Objective
Every entry here needs to be repeated exactly.

Given data
----------------------------------------
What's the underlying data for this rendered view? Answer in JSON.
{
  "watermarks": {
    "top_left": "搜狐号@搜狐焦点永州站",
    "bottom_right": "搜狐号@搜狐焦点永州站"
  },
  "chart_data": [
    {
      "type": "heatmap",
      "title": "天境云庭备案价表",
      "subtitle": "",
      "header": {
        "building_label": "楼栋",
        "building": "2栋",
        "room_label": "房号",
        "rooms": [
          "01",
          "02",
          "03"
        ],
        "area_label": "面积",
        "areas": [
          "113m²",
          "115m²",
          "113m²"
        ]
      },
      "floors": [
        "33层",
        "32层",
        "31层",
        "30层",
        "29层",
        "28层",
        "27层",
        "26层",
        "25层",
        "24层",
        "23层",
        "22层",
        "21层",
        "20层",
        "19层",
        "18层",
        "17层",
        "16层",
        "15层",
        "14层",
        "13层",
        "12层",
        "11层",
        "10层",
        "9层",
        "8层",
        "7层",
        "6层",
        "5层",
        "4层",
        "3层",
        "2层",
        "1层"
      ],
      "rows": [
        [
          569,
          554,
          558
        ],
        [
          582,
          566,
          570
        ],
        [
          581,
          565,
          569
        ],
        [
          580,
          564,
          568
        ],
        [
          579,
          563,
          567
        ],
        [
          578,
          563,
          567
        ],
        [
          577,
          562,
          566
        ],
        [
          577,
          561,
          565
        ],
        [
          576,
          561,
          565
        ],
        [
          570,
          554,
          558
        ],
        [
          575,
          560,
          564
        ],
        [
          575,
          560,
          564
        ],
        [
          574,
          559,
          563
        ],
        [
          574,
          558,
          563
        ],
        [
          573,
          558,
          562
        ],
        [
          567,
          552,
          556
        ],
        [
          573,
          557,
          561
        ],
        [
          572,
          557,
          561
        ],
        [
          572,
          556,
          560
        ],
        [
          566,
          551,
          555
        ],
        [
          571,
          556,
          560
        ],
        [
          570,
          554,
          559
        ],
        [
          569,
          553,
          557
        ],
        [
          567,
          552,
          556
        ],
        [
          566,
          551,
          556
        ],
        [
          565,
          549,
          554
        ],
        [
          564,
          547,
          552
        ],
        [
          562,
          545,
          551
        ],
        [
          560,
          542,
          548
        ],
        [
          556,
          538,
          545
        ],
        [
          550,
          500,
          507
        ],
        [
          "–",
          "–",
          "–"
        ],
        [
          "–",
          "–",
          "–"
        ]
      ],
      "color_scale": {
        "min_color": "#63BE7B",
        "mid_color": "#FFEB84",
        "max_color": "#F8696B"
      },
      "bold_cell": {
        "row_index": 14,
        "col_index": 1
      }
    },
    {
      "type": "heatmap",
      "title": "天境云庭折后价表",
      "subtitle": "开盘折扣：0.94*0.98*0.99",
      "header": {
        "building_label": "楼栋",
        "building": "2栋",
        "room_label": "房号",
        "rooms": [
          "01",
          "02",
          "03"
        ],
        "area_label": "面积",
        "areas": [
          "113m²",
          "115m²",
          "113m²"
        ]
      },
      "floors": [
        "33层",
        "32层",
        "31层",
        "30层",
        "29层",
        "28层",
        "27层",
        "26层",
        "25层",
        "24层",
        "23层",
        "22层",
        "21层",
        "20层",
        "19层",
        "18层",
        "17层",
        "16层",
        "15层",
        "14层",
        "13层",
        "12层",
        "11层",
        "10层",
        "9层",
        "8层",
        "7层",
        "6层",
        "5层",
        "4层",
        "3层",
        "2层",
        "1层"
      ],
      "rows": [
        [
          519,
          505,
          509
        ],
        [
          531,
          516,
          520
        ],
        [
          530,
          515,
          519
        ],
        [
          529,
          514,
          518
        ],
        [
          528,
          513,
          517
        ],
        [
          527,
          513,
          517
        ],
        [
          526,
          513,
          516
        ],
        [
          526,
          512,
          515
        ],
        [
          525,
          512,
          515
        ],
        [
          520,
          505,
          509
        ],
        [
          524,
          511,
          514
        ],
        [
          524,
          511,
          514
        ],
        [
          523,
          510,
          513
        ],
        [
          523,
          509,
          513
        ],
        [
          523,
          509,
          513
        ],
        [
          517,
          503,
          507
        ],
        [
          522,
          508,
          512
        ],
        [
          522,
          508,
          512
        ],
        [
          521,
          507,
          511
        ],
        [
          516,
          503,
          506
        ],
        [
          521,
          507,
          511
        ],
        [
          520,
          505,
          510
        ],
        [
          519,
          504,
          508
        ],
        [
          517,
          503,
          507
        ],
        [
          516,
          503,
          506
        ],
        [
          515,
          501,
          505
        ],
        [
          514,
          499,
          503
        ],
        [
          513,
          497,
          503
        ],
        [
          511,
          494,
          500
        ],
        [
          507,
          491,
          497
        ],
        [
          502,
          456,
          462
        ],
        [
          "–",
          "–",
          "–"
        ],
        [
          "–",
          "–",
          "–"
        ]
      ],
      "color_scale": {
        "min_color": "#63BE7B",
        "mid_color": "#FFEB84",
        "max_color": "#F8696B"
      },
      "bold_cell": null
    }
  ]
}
----------------------------------------
Solution for this task
What's the underlying data for this rendered view? Answer in JSON.
{
  "watermarks": {
    "top_left": "搜狐号@搜狐焦点永州站",
    "bottom_right": "搜狐号@搜狐焦点永州站"
  },
  "chart_data": [
    {
      "type": "heatmap",
      "title": "天境云庭备案价表",
      "subtitle": "",
      "header": {
        "building_label": "楼栋",
        "building": "2栋",
        "room_label": "房号",
        "rooms": [
          "01",
          "02",
          "03"
        ],
        "area_label": "面积",
        "areas": [
          "113m²",
          "115m²",
          "113m²"
        ]
      },
      "floors": [
        "33层",
        "32层",
        "31层",
        "30层",
        "29层",
        "28层",
        "27层",
        "26层",
        "25层",
        "24层",
        "23层",
        "22层",
        "21层",
        "20层",
        "19层",
        "18层",
        "17层",
        "16层",
        "15层",
        "14层",
        "13层",
        "12层",
        "11层",
        "10层",
        "9层",
        "8层",
        "7层",
        "6层",
        "5层",
        "4层",
        "3层",
        "2层",
        "1层"
      ],
      "rows": [
        [
          569,
          554,
          558
        ],
        [
          582,
          566,
          570
        ],
        [
          581,
          565,
          569
        ],
        [
          580,
          564,
          568
        ],
        [
          579,
          563,
          567
        ],
        [
          578,
          563,
          567
        ],
        [
          577,
          562,
          566
        ],
        [
          577,
          561,
          565
        ],
        [
          576,
          561,
          565
        ],
        [
          570,
          554,
          558
        ],
        [
          575,
          560,
          564
        ],
        [
          575,
          560,
          564
        ],
        [
          574,
          559,
          563
        ],
        [
          574,
          558,
          563
        ],
        [
          573,
          558,
          562
        ],
        [
          567,
          552,
          556
        ],
        [
          573,
          557,
          561
        ],
        [
          572,
          557,
          561
        ],
        [
          572,
          556,
          560
        ],
        [
          566,
          551,
          555
        ],
        [
          571,
          556,
          560
        ],
        [
          570,
          554,
          559
        ],
        [
          569,
          553,
          557
        ],
        [
          567,
          552,
          556
        ],
        [
          566,
          551,
          556
        ],
        [
          565,
          549,
          554
        ],
        [
          564,
          547,
          552
        ],
        [
          562,
          545,
          551
        ],
        [
          560,
          542,
          548
        ],
        [
          556,
          538,
          545
        ],
        [
          550,
          500,
          507
        ],
        [
          "–",
          "–",
          "–"
        ],
        [
          "–",
          "–",
          "–"
        ]
      ],
      "color_scale": {
        "min_color": "#63BE7B",
        "mid_color": "#FFEB84",
        "max_color": "#F8696B"
      },
      "bold_cell": {
        "row_index": 14,
        "col_index": 1
      }
    },
    {
      "type": "heatmap",
      "title": "天境云庭折后价表",
      "subtitle": "开盘折扣：0.94*0.98*0.99",
      "header": {
        "building_label": "楼栋",
        "building": "2栋",
        "room_label": "房号",
        "rooms": [
          "01",
          "02",
          "03"
        ],
        "area_label": "面积",
        "areas": [
          "113m²",
          "115m²",
          "113m²"
        ]
      },
      "floors": [
        "33层",
        "32层",
        "31层",
        "30层",
        "29层",
        "28层",
        "27层",
        "26层",
        "25层",
        "24层",
        "23层",
        "22层",
        "21层",
        "20层",
        "19层",
        "18层",
        "17层",
        "16层",
        "15层",
        "14层",
        "13层",
        "12层",
        "11层",
        "10层",
        "9层",
        "8层",
        "7层",
        "6层",
        "5层",
        "4层",
        "3层",
        "2层",
        "1层"
      ],
      "rows": [
        [
          519,
          505,
          509
        ],
        [
          531,
          516,
          520
        ],
        [
          530,
          515,
          519
        ],
        [
          529,
          514,
          518
        ],
        [
          528,
          513,
          517
        ],
        [
          527,
          513,
          517
        ],
        [
          526,
          513,
          516
        ],
        [
          526,
          512,
          515
        ],
        [
          525,
          512,
          515
        ],
        [
          520,
          505,
          509
        ],
        [
          524,
          511,
          514
        ],
        [
          524,
          511,
          514
        ],
        [
          523,
          510,
          513
        ],
        [
          523,
          509,
          513
        ],
        [
          523,
          509,
          513
        ],
        [
          517,
          503,
          507
        ],
        [
          522,
          508,
          512
        ],
        [
          522,
          508,
          512
        ],
        [
          521,
          507,
          511
        ],
        [
          516,
          503,
          506
        ],
        [
          521,
          507,
          511
        ],
        [
          520,
          505,
          510
        ],
        [
          519,
          504,
          508
        ],
        [
          517,
          503,
          507
        ],
        [
          516,
          503,
          506
        ],
        [
          515,
          501,
          505
        ],
        [
          514,
          499,
          503
        ],
        [
          513,
          497,
          503
        ],
        [
          511,
          494,
          500
        ],
        [
          507,
          491,
          497
        ],
        [
          502,
          456,
          462
        ],
        [
          "–",
          "–",
          "–"
        ],
        [
          "–",
          "–",
          "–"
        ]
      ],
      "color_scale": {
        "min_color": "#63BE7B",
        "mid_color": "#FFEB84",
        "max_color": "#F8696B"
      },
      "bold_cell": null
    }
  ]
}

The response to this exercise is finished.